Write out every record in full, exactly as written, please.

Start of Material provided

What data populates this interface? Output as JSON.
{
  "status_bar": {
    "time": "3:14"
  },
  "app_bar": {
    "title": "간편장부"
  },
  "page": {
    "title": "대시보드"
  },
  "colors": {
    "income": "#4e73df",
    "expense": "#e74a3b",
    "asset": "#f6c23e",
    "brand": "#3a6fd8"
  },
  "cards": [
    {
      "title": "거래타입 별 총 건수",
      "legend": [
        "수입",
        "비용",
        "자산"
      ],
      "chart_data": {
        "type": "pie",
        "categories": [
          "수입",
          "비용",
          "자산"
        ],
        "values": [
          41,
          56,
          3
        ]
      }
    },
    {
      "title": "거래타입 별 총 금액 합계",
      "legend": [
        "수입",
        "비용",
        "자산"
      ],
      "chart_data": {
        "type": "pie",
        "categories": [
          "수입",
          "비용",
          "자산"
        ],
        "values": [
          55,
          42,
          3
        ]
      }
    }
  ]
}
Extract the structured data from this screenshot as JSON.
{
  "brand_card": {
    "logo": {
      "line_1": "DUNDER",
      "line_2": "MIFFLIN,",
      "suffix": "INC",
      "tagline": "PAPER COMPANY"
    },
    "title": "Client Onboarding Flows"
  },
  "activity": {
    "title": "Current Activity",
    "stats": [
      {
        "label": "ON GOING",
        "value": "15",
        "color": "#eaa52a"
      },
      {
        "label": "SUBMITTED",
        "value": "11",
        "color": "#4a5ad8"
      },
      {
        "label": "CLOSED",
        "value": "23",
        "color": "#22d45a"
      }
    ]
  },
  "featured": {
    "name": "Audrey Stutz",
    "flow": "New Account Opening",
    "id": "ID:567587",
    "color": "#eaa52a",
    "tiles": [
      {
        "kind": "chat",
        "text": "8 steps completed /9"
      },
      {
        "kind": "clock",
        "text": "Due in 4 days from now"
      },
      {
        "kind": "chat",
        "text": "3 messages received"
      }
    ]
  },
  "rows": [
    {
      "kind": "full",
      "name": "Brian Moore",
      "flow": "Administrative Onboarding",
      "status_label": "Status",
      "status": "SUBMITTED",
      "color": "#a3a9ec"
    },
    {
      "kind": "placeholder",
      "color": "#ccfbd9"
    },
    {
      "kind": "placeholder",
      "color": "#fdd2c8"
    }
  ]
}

End of Material provided

▶ [Exercise result]:
What data populates this interface? Output as JSON.
{
  "status_bar": {
    "time": "3:14"
  },
  "app_bar": {
    "title": "간편장부"
  },
  "page": {
    "title": "대시보드"
  },
  "colors": {
    "income": "#4e73df",
    "expense": "#e74a3b",
    "asset": "#f6c23e",
    "brand": "#3a6fd8"
  },
  "cards": [
    {
      "title": "거래타입 별 총 건수",
      "legend": [
        "수입",
        "비용",
        "자산"
      ],
      "chart_data": {
        "type": "pie",
        "categories": [
          "수입",
          "비용",
          "자산"
        ],
        "values": [
          41,
          56,
          3
        ]
      }
    },
    {
      "title": "거래타입 별 총 금액 합계",
      "legend": [
        "수입",
        "비용",
        "자산"
      ],
      "chart_data": {
        "type": "pie",
        "categories": [
          "수입",
          "비용",
          "자산"
        ],
        "values": [
          55,
          42,
          3
        ]
      }
    }
  ]
}
Extract the structured data from this screenshot as JSON.
{
  "brand_card": {
    "logo": {
      "line_1": "DUNDER",
      "line_2": "MIFFLIN,",
      "suffix": "INC",
      "tagline": "PAPER COMPANY"
    },
    "title": "Client Onboarding Flows"
  },
  "activity": {
    "title": "Current Activity",
    "stats": [
      {
        "label": "ON GOING",
        "value": "15",
        "color": "#eaa52a"
      },
      {
        "label": "SUBMITTED",
        "value": "11",
        "color": "#4a5ad8"
      },
      {
        "label": "CLOSED",
        "value": "23",
        "color": "#22d45a"
      }
    ]
  },
  "featured": {
    "name": "Audrey Stutz",
    "flow": "New Account Opening",
    "id": "ID:567587",
    "color": "#eaa52a",
    "tiles": [
      {
        "kind": "chat",
        "text": "8 steps completed /9"
      },
      {
        "kind": "clock",
        "text": "Due in 4 days from now"
      },
      {
        "kind": "chat",
        "text": "3 messages received"
      }
    ]
  },
  "rows": [
    {
      "kind": "full",
      "name": "Brian Moore",
      "flow": "Administrative Onboarding",
      "status_label": "Status",
      "status": "SUBMITTED",
      "color": "#a3a9ec"
    },
    {
      "kind": "placeholder",
      "color": "#ccfbd9"
    },
    {
      "kind": "placeholder",
      "color": "#fdd2c8"
    }
  ]
}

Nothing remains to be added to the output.